** What you have to do **
Write out every line of the material as it stands, apart from the pictures.

** START **

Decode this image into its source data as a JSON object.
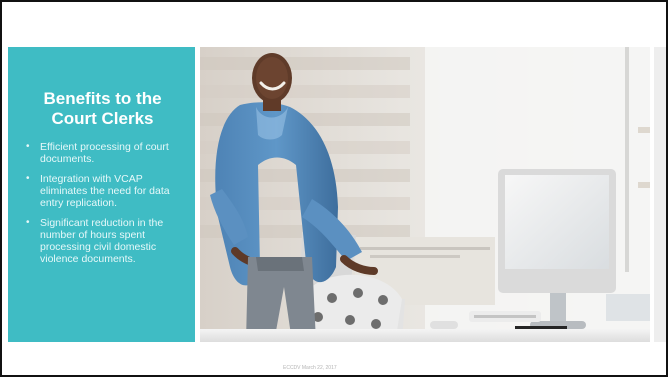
{
  "slide": {
    "title": "Benefits to the Court Clerks",
    "bullets": [
      "Efficient processing of court documents.",
      "Integration with VCAP eliminates the need for data entry replication.",
      "Significant reduction in the number of hours spent processing civil domestic violence documents."
    ],
    "footer": "ECCDV March 22, 2017"
  },
  "photo": {
    "subject": "smiling man in blue shirt standing at desk with desktop computer"
  },
  "colors": {
    "panel": "#3fbcc4",
    "panel_text": "#ffffff",
    "footer_text": "#b5b5b5",
    "border": "#111111"
  }
}
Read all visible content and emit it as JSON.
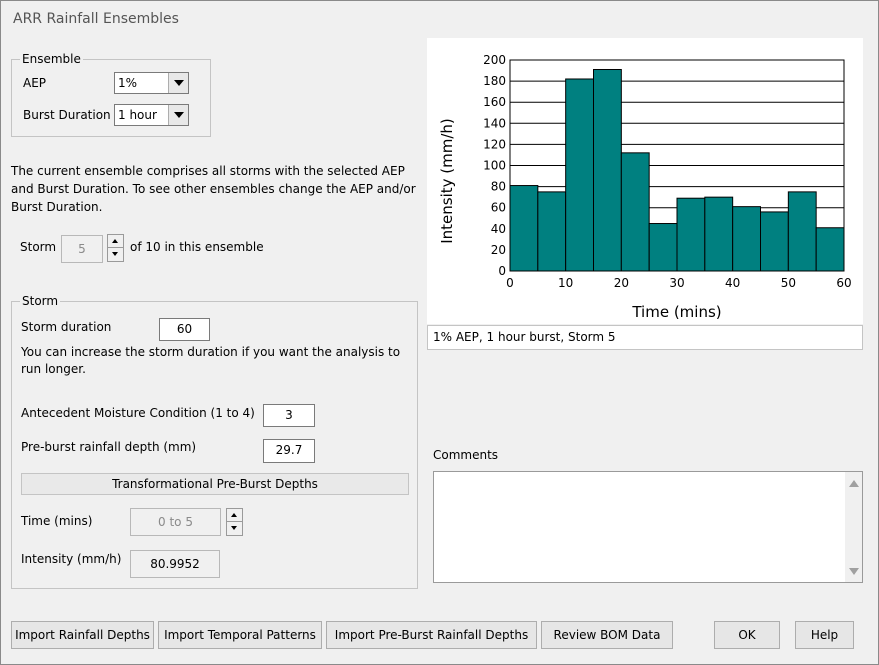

** END **

** Result below **
Decode this image into its source data as a JSON object.
{
  "slide": {
    "title": "Benefits to the Court Clerks",
    "bullets": [
      "Efficient processing of court documents.",
      "Integration with VCAP eliminates the need for data entry replication.",
      "Significant reduction in the number of hours spent processing civil domestic violence documents."
    ],
    "footer": "ECCDV March 22, 2017"
  },
  "photo": {
    "subject": "smiling man in blue shirt standing at desk with desktop computer"
  },
  "colors": {
    "panel": "#3fbcc4",
    "panel_text": "#ffffff",
    "footer_text": "#b5b5b5",
    "border": "#111111"
  }
}
Read all visible content and emit it as JSON.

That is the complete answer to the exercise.